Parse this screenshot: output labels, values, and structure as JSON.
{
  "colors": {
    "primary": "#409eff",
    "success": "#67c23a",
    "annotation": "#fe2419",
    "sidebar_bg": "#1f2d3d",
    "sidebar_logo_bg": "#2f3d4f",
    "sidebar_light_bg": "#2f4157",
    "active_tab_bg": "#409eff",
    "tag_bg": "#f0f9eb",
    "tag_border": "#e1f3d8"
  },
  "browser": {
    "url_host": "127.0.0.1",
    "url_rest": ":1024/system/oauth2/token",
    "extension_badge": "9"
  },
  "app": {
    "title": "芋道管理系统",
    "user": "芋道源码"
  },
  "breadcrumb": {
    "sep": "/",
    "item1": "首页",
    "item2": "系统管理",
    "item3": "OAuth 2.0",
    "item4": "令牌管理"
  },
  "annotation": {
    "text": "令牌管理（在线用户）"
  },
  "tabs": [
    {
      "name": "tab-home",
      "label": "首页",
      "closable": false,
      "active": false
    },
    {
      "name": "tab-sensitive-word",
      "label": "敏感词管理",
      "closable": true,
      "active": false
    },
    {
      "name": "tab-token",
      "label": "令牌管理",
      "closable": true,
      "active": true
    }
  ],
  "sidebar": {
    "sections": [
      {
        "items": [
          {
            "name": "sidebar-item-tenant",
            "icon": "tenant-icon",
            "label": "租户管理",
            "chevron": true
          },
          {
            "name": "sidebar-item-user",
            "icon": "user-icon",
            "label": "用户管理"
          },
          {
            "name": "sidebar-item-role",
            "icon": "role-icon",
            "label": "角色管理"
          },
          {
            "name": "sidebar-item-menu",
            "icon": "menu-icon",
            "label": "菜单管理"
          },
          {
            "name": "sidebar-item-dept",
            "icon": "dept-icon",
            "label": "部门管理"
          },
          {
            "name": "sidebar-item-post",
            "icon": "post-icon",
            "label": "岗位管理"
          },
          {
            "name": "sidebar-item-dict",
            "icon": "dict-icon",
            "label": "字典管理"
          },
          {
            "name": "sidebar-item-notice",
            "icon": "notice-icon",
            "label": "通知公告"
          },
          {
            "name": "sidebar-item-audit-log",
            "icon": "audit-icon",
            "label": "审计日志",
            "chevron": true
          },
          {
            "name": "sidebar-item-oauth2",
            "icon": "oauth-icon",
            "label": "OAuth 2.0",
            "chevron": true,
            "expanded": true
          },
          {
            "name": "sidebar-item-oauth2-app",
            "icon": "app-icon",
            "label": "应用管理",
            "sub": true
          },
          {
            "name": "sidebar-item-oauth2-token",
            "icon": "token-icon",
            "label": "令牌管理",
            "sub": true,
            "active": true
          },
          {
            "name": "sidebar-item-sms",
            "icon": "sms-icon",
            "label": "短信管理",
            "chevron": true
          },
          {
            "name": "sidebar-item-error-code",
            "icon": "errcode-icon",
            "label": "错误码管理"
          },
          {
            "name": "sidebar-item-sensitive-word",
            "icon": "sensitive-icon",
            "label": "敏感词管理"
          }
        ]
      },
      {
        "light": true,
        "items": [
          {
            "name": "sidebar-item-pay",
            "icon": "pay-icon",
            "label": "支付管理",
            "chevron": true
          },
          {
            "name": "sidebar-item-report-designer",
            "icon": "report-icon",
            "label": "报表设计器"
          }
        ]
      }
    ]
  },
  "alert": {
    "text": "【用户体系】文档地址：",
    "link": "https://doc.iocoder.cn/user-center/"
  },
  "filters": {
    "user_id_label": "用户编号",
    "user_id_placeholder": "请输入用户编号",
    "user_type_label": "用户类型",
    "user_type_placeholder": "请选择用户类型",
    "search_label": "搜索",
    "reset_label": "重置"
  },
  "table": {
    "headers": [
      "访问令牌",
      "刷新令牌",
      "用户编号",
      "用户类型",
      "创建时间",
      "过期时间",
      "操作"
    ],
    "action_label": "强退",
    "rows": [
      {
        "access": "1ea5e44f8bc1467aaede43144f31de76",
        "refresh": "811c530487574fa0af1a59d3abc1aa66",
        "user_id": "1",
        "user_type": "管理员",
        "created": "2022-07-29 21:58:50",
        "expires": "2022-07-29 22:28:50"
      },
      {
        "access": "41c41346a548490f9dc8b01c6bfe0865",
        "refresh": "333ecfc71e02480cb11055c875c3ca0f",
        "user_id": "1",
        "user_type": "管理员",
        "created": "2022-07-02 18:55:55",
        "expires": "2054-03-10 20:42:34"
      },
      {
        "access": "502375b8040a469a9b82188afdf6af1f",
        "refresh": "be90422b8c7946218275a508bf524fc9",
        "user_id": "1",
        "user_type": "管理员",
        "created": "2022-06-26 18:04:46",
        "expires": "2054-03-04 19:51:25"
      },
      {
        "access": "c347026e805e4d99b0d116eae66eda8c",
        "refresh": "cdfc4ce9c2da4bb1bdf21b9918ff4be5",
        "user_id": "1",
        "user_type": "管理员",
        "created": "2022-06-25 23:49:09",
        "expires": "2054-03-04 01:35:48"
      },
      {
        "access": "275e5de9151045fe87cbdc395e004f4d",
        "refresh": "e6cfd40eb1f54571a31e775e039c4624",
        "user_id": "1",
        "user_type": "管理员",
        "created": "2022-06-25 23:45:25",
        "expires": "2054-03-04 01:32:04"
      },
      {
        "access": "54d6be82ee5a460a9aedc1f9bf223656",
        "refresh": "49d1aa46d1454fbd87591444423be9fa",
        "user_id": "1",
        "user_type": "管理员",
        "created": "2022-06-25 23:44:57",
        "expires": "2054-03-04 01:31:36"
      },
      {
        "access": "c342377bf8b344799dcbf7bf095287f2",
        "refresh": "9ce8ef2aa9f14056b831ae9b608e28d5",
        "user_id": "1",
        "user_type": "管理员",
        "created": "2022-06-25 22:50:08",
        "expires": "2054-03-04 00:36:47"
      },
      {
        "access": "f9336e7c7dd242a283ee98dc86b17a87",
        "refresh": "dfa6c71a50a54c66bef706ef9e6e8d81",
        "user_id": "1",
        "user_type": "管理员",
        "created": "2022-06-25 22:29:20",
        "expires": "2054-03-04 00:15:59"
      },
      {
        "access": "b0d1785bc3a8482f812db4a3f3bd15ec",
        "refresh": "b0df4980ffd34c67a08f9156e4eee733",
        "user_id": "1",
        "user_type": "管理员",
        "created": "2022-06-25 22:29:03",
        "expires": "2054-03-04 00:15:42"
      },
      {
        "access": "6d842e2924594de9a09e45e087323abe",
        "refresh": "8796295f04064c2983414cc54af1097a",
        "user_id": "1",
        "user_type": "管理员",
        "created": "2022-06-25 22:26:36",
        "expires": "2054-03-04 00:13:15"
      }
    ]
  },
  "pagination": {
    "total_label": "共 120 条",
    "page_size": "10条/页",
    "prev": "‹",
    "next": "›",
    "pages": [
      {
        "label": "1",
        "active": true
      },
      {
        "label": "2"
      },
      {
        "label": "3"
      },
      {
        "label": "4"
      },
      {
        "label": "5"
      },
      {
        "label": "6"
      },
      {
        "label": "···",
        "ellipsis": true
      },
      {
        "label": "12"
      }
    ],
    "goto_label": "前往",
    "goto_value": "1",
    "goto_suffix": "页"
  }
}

> _WORK INSTRUCTIONS_: Looking at the material above, count the lines containing the string "post" and reply with the count alone.

> _COMPLETED EXERCISE_: 2